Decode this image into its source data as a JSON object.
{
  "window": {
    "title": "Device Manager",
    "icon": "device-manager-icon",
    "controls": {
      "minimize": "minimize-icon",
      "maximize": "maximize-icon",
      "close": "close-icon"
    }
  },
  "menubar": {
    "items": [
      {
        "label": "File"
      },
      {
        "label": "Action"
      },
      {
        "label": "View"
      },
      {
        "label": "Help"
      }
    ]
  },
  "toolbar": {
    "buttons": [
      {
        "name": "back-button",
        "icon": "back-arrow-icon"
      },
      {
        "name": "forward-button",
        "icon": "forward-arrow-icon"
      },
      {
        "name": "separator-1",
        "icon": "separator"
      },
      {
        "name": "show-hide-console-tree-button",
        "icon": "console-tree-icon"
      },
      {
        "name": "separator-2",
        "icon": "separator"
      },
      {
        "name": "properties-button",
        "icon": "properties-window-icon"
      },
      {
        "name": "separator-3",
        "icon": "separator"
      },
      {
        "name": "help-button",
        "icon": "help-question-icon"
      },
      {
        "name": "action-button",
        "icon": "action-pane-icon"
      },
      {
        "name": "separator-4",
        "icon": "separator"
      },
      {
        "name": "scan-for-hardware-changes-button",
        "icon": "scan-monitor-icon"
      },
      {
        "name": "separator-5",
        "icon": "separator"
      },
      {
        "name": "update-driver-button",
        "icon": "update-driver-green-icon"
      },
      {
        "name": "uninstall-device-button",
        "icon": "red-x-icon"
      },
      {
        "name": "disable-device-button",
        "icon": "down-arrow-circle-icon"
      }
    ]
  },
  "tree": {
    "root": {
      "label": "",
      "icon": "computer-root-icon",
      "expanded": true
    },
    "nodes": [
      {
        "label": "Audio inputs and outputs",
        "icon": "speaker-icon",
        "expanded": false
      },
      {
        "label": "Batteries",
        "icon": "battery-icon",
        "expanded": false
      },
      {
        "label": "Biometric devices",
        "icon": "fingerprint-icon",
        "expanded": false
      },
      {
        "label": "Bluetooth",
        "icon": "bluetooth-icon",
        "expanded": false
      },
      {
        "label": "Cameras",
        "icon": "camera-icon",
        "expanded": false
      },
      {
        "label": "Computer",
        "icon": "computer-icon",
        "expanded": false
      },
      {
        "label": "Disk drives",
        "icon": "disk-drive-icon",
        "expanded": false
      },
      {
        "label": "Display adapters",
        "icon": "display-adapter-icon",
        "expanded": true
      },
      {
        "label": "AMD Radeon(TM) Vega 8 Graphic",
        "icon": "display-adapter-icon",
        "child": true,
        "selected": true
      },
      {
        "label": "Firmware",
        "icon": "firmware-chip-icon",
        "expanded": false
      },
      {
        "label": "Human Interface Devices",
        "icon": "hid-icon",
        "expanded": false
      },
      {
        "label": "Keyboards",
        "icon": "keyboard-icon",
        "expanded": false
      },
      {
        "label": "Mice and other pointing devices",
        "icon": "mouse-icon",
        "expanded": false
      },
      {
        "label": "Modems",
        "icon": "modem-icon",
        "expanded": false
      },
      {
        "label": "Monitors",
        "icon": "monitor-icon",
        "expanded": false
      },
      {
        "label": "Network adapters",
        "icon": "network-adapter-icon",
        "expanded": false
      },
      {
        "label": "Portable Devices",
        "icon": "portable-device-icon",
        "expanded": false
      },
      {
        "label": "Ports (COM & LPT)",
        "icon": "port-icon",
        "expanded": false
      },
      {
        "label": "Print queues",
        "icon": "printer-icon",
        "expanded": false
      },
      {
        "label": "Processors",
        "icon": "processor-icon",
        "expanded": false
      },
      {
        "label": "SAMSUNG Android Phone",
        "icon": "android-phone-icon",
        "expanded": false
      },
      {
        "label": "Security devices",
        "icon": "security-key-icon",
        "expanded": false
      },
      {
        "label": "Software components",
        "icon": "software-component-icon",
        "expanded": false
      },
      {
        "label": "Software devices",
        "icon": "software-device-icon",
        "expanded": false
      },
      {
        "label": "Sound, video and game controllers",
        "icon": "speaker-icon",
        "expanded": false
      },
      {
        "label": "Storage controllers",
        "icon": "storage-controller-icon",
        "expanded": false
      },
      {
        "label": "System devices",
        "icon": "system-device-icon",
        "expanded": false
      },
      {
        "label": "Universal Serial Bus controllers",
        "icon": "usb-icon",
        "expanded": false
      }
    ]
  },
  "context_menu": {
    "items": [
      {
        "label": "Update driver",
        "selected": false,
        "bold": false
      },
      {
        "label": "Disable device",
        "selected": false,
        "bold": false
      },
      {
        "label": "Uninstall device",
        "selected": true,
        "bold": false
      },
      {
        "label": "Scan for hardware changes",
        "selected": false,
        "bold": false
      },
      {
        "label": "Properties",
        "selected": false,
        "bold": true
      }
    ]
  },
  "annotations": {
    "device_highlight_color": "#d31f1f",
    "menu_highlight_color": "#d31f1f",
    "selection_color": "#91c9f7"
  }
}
● ● ● ● ● ● ●
## Problem
Give an exact repetition of all the material.

## Exercise solution
Decode this image into its source data as a JSON object.
{
  "window": {
    "title": "Device Manager",
    "icon": "device-manager-icon",
    "controls": {
      "minimize": "minimize-icon",
      "maximize": "maximize-icon",
      "close": "close-icon"
    }
  },
  "menubar": {
    "items": [
      {
        "label": "File"
      },
      {
        "label": "Action"
      },
      {
        "label": "View"
      },
      {
        "label": "Help"
      }
    ]
  },
  "toolbar": {
    "buttons": [
      {
        "name": "back-button",
        "icon": "back-arrow-icon"
      },
      {
        "name": "forward-button",
        "icon": "forward-arrow-icon"
      },
      {
        "name": "separator-1",
        "icon": "separator"
      },
      {
        "name": "show-hide-console-tree-button",
        "icon": "console-tree-icon"
      },
      {
        "name": "separator-2",
        "icon": "separator"
      },
      {
        "name": "properties-button",
        "icon": "properties-window-icon"
      },
      {
        "name": "separator-3",
        "icon": "separator"
      },
      {
        "name": "help-button",
        "icon": "help-question-icon"
      },
      {
        "name": "action-button",
        "icon": "action-pane-icon"
      },
      {
        "name": "separator-4",
        "icon": "separator"
      },
      {
        "name": "scan-for-hardware-changes-button",
        "icon": "scan-monitor-icon"
      },
      {
        "name": "separator-5",
        "icon": "separator"
      },
      {
        "name": "update-driver-button",
        "icon": "update-driver-green-icon"
      },
      {
        "name": "uninstall-device-button",
        "icon": "red-x-icon"
      },
      {
        "name": "disable-device-button",
        "icon": "down-arrow-circle-icon"
      }
    ]
  },
  "tree": {
    "root": {
      "label": "",
      "icon": "computer-root-icon",
      "expanded": true
    },
    "nodes": [
      {
        "label": "Audio inputs and outputs",
        "icon": "speaker-icon",
        "expanded": false
      },
      {
        "label": "Batteries",
        "icon": "battery-icon",
        "expanded": false
      },
      {
        "label": "Biometric devices",
        "icon": "fingerprint-icon",
        "expanded": false
      },
      {
        "label": "Bluetooth",
        "icon": "bluetooth-icon",
        "expanded": false
      },
      {
        "label": "Cameras",
        "icon": "camera-icon",
        "expanded": false
      },
      {
        "label": "Computer",
        "icon": "computer-icon",
        "expanded": false
      },
      {
        "label": "Disk drives",
        "icon": "disk-drive-icon",
        "expanded": false
      },
      {
        "label": "Display adapters",
        "icon": "display-adapter-icon",
        "expanded": true
      },
      {
        "label": "AMD Radeon(TM) Vega 8 Graphic",
        "icon": "display-adapter-icon",
        "child": true,
        "selected": true
      },
      {
        "label": "Firmware",
        "icon": "firmware-chip-icon",
        "expanded": false
      },
      {
        "label": "Human Interface Devices",
        "icon": "hid-icon",
        "expanded": false
      },
      {
        "label": "Keyboards",
        "icon": "keyboard-icon",
        "expanded": false
      },
      {
        "label": "Mice and other pointing devices",
        "icon": "mouse-icon",
        "expanded": false
      },
      {
        "label": "Modems",
        "icon": "modem-icon",
        "expanded": false
      },
      {
        "label": "Monitors",
        "icon": "monitor-icon",
        "expanded": false
      },
      {
        "label": "Network adapters",
        "icon": "network-adapter-icon",
        "expanded": false
      },
      {
        "label": "Portable Devices",
        "icon": "portable-device-icon",
        "expanded": false
      },
      {
        "label": "Ports (COM & LPT)",
        "icon": "port-icon",
        "expanded": false
      },
      {
        "label": "Print queues",
        "icon": "printer-icon",
        "expanded": false
      },
      {
        "label": "Processors",
        "icon": "processor-icon",
        "expanded": false
      },
      {
        "label": "SAMSUNG Android Phone",
        "icon": "android-phone-icon",
        "expanded": false
      },
      {
        "label": "Security devices",
        "icon": "security-key-icon",
        "expanded": false
      },
      {
        "label": "Software components",
        "icon": "software-component-icon",
        "expanded": false
      },
      {
        "label": "Software devices",
        "icon": "software-device-icon",
        "expanded": false
      },
      {
        "label": "Sound, video and game controllers",
        "icon": "speaker-icon",
        "expanded": false
      },
      {
        "label": "Storage controllers",
        "icon": "storage-controller-icon",
        "expanded": false
      },
      {
        "label": "System devices",
        "icon": "system-device-icon",
        "expanded": false
      },
      {
        "label": "Universal Serial Bus controllers",
        "icon": "usb-icon",
        "expanded": false
      }
    ]
  },
  "context_menu": {
    "items": [
      {
        "label": "Update driver",
        "selected": false,
        "bold": false
      },
      {
        "label": "Disable device",
        "selected": false,
        "bold": false
      },
      {
        "label": "Uninstall device",
        "selected": true,
        "bold": false
      },
      {
        "label": "Scan for hardware changes",
        "selected": false,
        "bold": false
      },
      {
        "label": "Properties",
        "selected": false,
        "bold": true
      }
    ]
  },
  "annotations": {
    "device_highlight_color": "#d31f1f",
    "menu_highlight_color": "#d31f1f",
    "selection_color": "#91c9f7"
  }
}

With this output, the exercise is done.